**What you have to do**
Please output the records below in full, exactly as given, but without the images.
-- start Record set --
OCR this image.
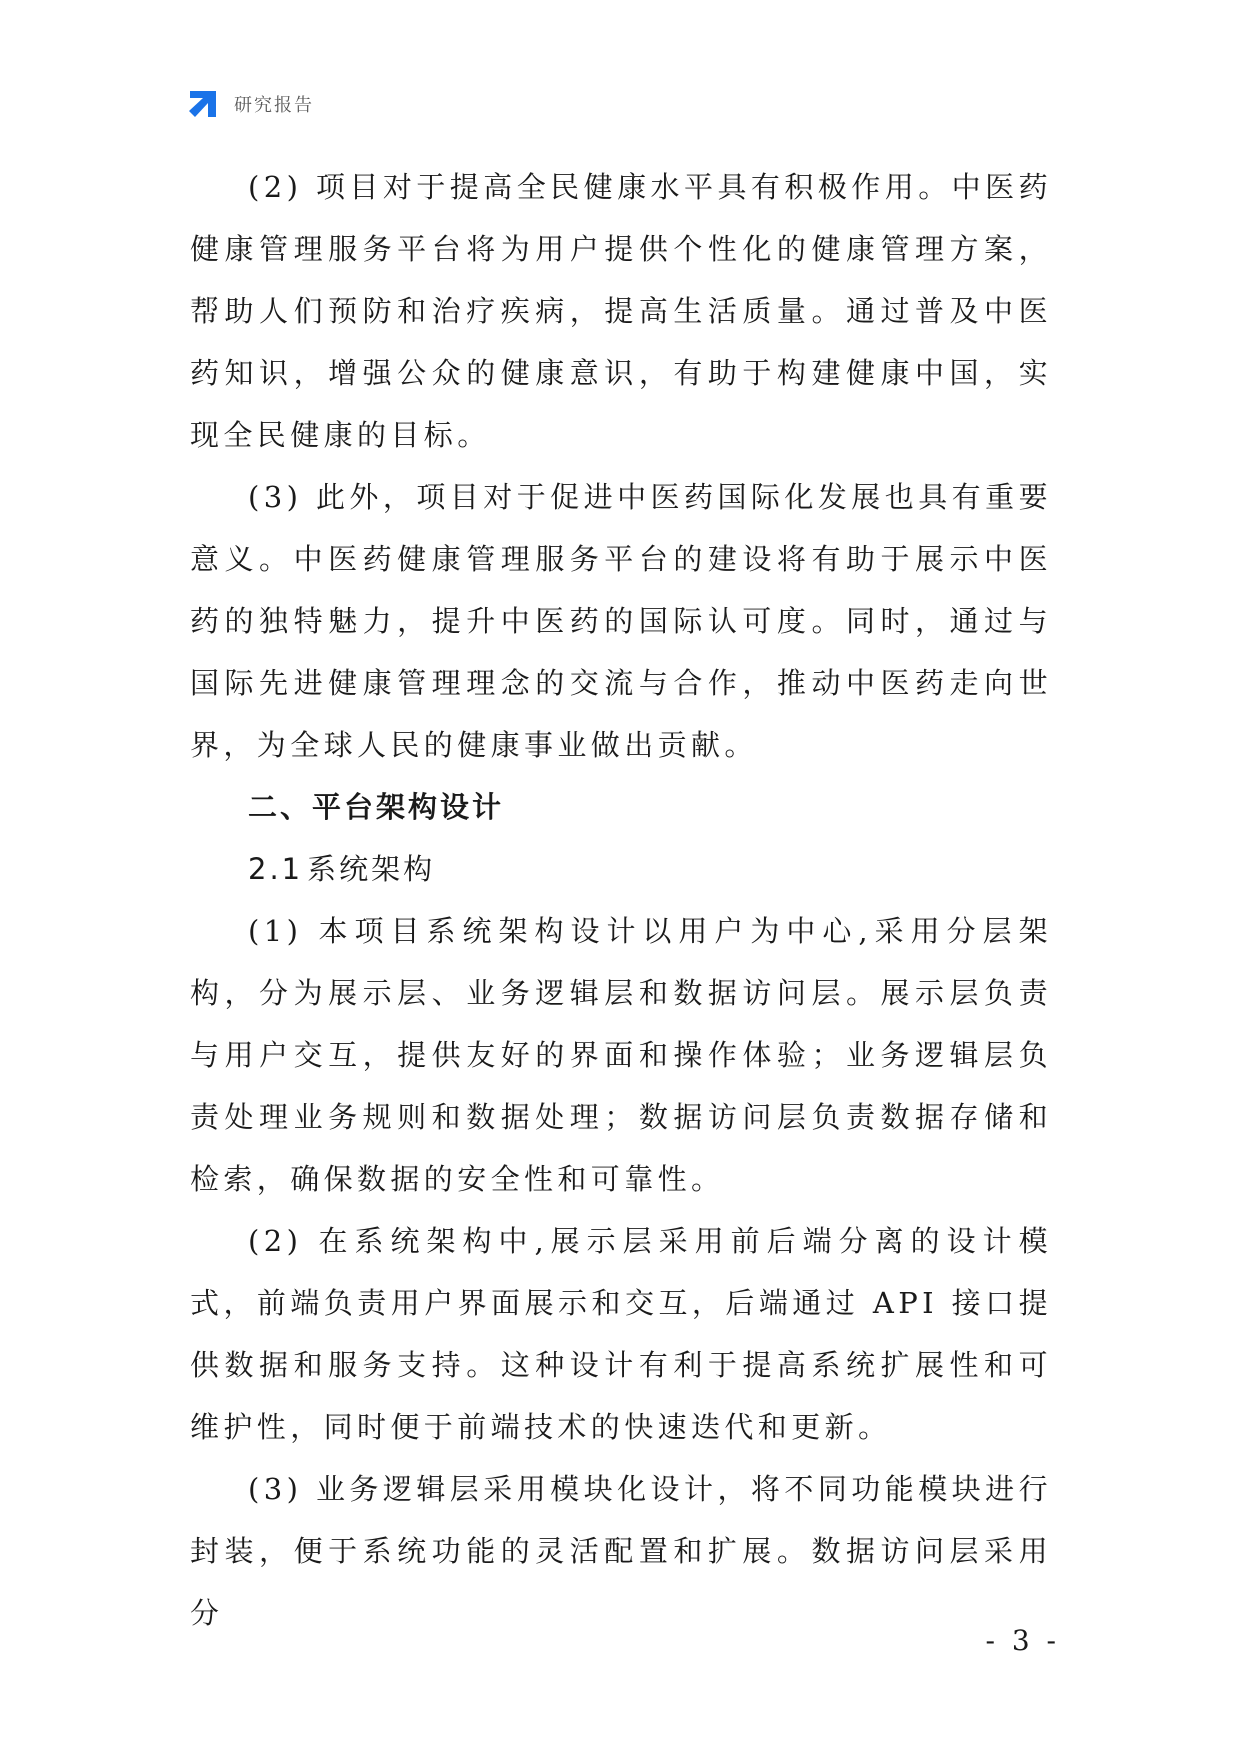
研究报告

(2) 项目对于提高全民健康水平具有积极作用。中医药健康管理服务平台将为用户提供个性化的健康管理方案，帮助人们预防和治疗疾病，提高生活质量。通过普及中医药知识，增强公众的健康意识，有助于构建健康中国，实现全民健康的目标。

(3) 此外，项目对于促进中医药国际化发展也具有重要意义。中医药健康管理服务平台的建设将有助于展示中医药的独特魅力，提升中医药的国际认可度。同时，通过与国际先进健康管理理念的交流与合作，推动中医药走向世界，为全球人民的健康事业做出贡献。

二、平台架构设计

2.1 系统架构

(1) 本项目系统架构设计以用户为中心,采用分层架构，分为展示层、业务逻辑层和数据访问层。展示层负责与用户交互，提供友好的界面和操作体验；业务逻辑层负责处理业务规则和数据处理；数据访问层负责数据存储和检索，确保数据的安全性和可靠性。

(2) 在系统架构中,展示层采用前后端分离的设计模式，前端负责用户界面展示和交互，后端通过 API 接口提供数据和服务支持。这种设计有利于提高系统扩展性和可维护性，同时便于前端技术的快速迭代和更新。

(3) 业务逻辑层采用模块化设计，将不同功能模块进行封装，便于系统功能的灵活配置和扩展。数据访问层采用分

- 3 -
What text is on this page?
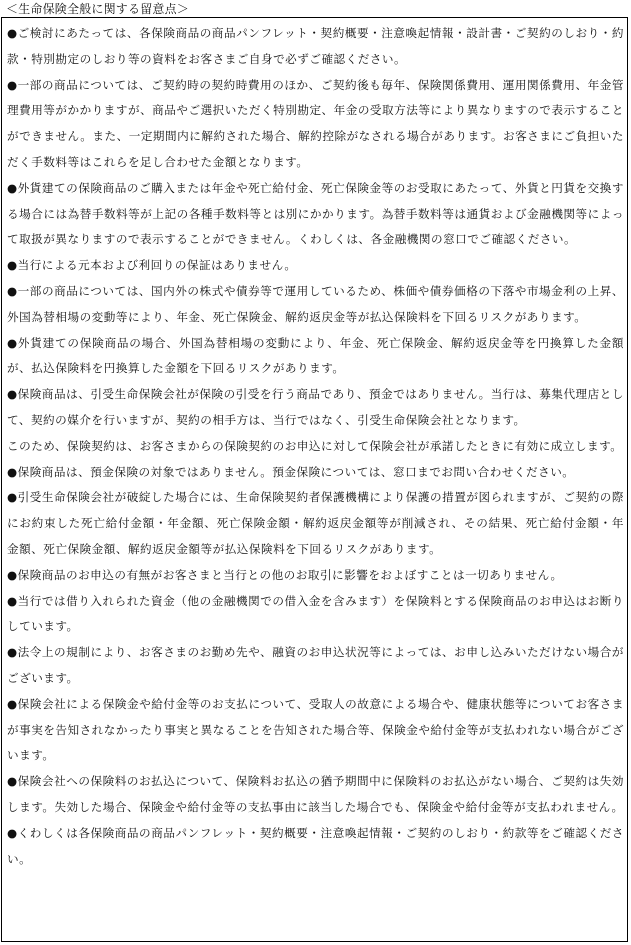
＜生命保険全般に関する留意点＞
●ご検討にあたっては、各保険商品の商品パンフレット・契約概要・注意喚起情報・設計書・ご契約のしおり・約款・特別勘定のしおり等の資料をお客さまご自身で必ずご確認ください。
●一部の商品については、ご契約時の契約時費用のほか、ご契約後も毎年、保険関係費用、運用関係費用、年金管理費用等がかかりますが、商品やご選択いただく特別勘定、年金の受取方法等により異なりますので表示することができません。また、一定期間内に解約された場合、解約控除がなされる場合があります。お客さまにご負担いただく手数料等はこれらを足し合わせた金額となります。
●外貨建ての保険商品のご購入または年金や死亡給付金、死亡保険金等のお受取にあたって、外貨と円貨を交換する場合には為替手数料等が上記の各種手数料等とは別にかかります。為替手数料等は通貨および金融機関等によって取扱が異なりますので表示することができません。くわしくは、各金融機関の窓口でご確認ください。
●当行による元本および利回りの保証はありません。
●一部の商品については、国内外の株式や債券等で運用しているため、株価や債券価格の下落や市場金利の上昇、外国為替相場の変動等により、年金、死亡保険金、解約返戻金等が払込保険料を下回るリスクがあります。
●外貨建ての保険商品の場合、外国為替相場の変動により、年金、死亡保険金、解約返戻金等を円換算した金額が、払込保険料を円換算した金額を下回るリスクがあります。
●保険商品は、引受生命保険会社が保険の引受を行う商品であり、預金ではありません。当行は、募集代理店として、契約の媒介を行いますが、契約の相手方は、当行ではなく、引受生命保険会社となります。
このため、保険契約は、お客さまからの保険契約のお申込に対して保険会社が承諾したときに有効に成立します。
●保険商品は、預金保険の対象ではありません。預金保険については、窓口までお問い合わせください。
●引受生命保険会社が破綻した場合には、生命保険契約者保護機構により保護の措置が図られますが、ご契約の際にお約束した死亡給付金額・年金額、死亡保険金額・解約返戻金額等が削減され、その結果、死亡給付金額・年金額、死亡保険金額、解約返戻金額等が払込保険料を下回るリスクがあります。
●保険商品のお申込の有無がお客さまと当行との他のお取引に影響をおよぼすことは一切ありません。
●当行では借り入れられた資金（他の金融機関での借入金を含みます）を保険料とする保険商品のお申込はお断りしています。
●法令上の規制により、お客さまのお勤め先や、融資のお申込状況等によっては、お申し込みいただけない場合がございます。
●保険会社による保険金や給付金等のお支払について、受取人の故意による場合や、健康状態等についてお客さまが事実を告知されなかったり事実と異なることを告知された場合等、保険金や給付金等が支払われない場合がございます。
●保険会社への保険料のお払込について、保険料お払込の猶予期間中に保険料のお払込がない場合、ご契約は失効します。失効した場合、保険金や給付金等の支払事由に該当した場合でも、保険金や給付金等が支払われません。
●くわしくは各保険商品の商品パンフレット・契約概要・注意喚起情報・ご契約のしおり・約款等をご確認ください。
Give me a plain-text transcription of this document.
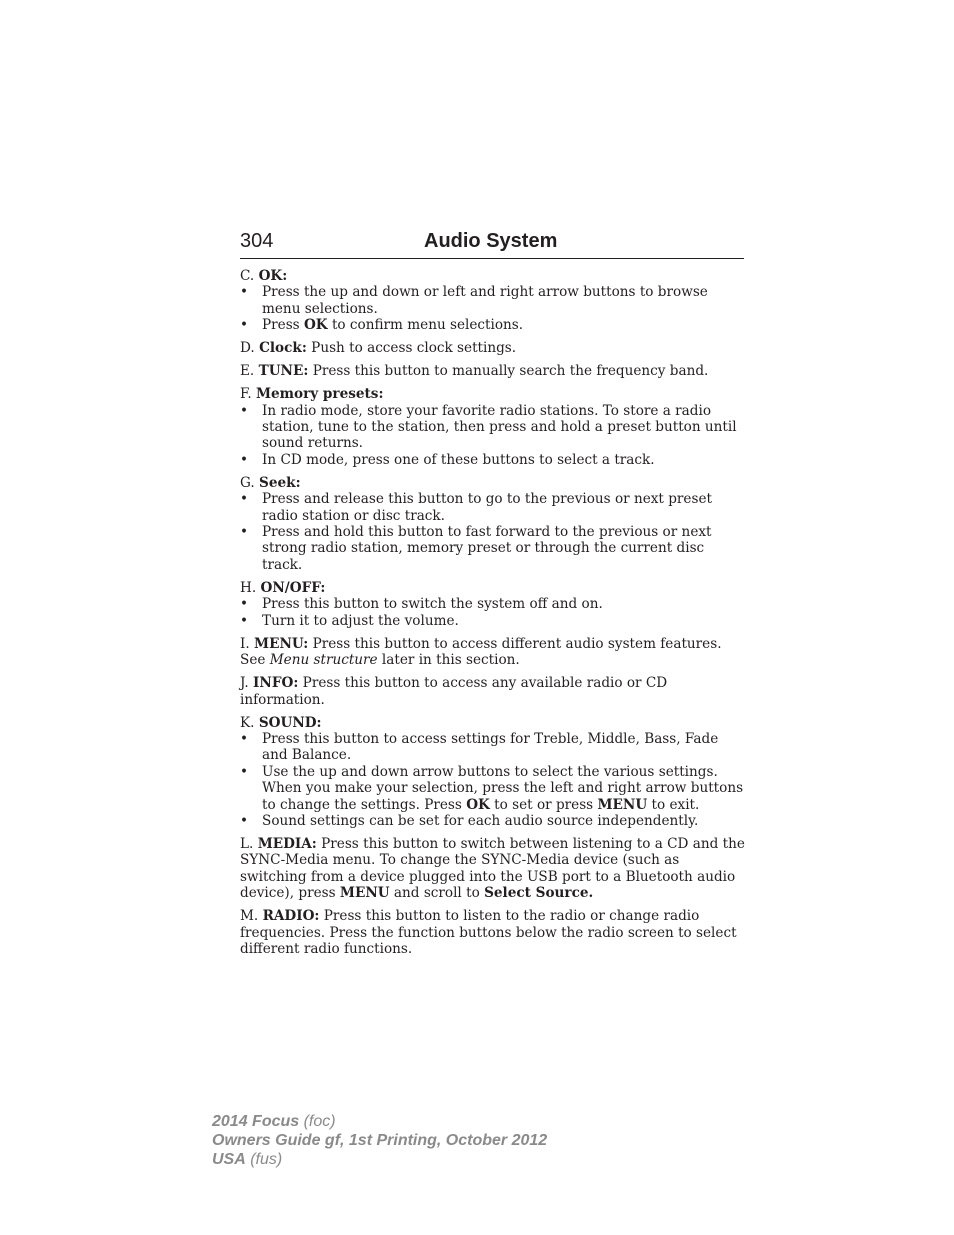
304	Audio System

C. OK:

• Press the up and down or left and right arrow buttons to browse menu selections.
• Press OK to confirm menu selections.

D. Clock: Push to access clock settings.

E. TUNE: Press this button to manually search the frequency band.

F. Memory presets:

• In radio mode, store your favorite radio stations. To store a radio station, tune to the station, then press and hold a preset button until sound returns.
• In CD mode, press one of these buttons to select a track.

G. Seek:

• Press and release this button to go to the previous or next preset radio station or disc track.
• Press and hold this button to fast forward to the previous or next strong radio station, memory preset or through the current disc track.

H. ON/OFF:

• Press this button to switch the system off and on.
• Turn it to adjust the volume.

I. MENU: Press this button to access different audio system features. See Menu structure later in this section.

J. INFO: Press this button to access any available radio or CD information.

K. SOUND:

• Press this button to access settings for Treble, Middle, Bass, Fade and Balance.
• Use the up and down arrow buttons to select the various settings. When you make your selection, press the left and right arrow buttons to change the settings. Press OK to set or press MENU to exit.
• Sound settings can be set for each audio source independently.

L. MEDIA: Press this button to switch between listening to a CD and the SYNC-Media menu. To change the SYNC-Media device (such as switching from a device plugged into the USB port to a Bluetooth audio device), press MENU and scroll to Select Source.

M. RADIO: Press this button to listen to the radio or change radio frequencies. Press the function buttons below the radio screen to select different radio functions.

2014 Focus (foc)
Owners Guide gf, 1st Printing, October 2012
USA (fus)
-- end Record set --
**Worked answer**
OCR this image.
研究报告

(2) 项目对于提高全民健康水平具有积极作用。中医药健康管理服务平台将为用户提供个性化的健康管理方案，帮助人们预防和治疗疾病，提高生活质量。通过普及中医药知识，增强公众的健康意识，有助于构建健康中国，实现全民健康的目标。

(3) 此外，项目对于促进中医药国际化发展也具有重要意义。中医药健康管理服务平台的建设将有助于展示中医药的独特魅力，提升中医药的国际认可度。同时，通过与国际先进健康管理理念的交流与合作，推动中医药走向世界，为全球人民的健康事业做出贡献。

二、平台架构设计

2.1 系统架构

(1) 本项目系统架构设计以用户为中心,采用分层架构，分为展示层、业务逻辑层和数据访问层。展示层负责与用户交互，提供友好的界面和操作体验；业务逻辑层负责处理业务规则和数据处理；数据访问层负责数据存储和检索，确保数据的安全性和可靠性。

(2) 在系统架构中,展示层采用前后端分离的设计模式，前端负责用户界面展示和交互，后端通过 API 接口提供数据和服务支持。这种设计有利于提高系统扩展性和可维护性，同时便于前端技术的快速迭代和更新。

(3) 业务逻辑层采用模块化设计，将不同功能模块进行封装，便于系统功能的灵活配置和扩展。数据访问层采用分

- 3 -
What text is on this page?
＜生命保険全般に関する留意点＞
●ご検討にあたっては、各保険商品の商品パンフレット・契約概要・注意喚起情報・設計書・ご契約のしおり・約款・特別勘定のしおり等の資料をお客さまご自身で必ずご確認ください。
●一部の商品については、ご契約時の契約時費用のほか、ご契約後も毎年、保険関係費用、運用関係費用、年金管理費用等がかかりますが、商品やご選択いただく特別勘定、年金の受取方法等により異なりますので表示することができません。また、一定期間内に解約された場合、解約控除がなされる場合があります。お客さまにご負担いただく手数料等はこれらを足し合わせた金額となります。
●外貨建ての保険商品のご購入または年金や死亡給付金、死亡保険金等のお受取にあたって、外貨と円貨を交換する場合には為替手数料等が上記の各種手数料等とは別にかかります。為替手数料等は通貨および金融機関等によって取扱が異なりますので表示することができません。くわしくは、各金融機関の窓口でご確認ください。
●当行による元本および利回りの保証はありません。
●一部の商品については、国内外の株式や債券等で運用しているため、株価や債券価格の下落や市場金利の上昇、外国為替相場の変動等により、年金、死亡保険金、解約返戻金等が払込保険料を下回るリスクがあります。
●外貨建ての保険商品の場合、外国為替相場の変動により、年金、死亡保険金、解約返戻金等を円換算した金額が、払込保険料を円換算した金額を下回るリスクがあります。
●保険商品は、引受生命保険会社が保険の引受を行う商品であり、預金ではありません。当行は、募集代理店として、契約の媒介を行いますが、契約の相手方は、当行ではなく、引受生命保険会社となります。
このため、保険契約は、お客さまからの保険契約のお申込に対して保険会社が承諾したときに有効に成立します。
●保険商品は、預金保険の対象ではありません。預金保険については、窓口までお問い合わせください。
●引受生命保険会社が破綻した場合には、生命保険契約者保護機構により保護の措置が図られますが、ご契約の際にお約束した死亡給付金額・年金額、死亡保険金額・解約返戻金額等が削減され、その結果、死亡給付金額・年金額、死亡保険金額、解約返戻金額等が払込保険料を下回るリスクがあります。
●保険商品のお申込の有無がお客さまと当行との他のお取引に影響をおよぼすことは一切ありません。
●当行では借り入れられた資金（他の金融機関での借入金を含みます）を保険料とする保険商品のお申込はお断りしています。
●法令上の規制により、お客さまのお勤め先や、融資のお申込状況等によっては、お申し込みいただけない場合がございます。
●保険会社による保険金や給付金等のお支払について、受取人の故意による場合や、健康状態等についてお客さまが事実を告知されなかったり事実と異なることを告知された場合等、保険金や給付金等が支払われない場合がございます。
●保険会社への保険料のお払込について、保険料お払込の猶予期間中に保険料のお払込がない場合、ご契約は失効します。失効した場合、保険金や給付金等の支払事由に該当した場合でも、保険金や給付金等が支払われません。
●くわしくは各保険商品の商品パンフレット・契約概要・注意喚起情報・ご契約のしおり・約款等をご確認ください。
Give me a plain-text transcription of this document.
304	Audio System

C. OK:

• Press the up and down or left and right arrow buttons to browse menu selections.
• Press OK to confirm menu selections.

D. Clock: Push to access clock settings.

E. TUNE: Press this button to manually search the frequency band.

F. Memory presets:

• In radio mode, store your favorite radio stations. To store a radio station, tune to the station, then press and hold a preset button until sound returns.
• In CD mode, press one of these buttons to select a track.

G. Seek:

• Press and release this button to go to the previous or next preset radio station or disc track.
• Press and hold this button to fast forward to the previous or next strong radio station, memory preset or through the current disc track.

H. ON/OFF:

• Press this button to switch the system off and on.
• Turn it to adjust the volume.

I. MENU: Press this button to access different audio system features. See Menu structure later in this section.

J. INFO: Press this button to access any available radio or CD information.

K. SOUND:

• Press this button to access settings for Treble, Middle, Bass, Fade and Balance.
• Use the up and down arrow buttons to select the various settings. When you make your selection, press the left and right arrow buttons to change the settings. Press OK to set or press MENU to exit.
• Sound settings can be set for each audio source independently.

L. MEDIA: Press this button to switch between listening to a CD and the SYNC-Media menu. To change the SYNC-Media device (such as switching from a device plugged into the USB port to a Bluetooth audio device), press MENU and scroll to Select Source.

M. RADIO: Press this button to listen to the radio or change radio frequencies. Press the function buttons below the radio screen to select different radio functions.

2014 Focus (foc)
Owners Guide gf, 1st Printing, October 2012
USA (fus)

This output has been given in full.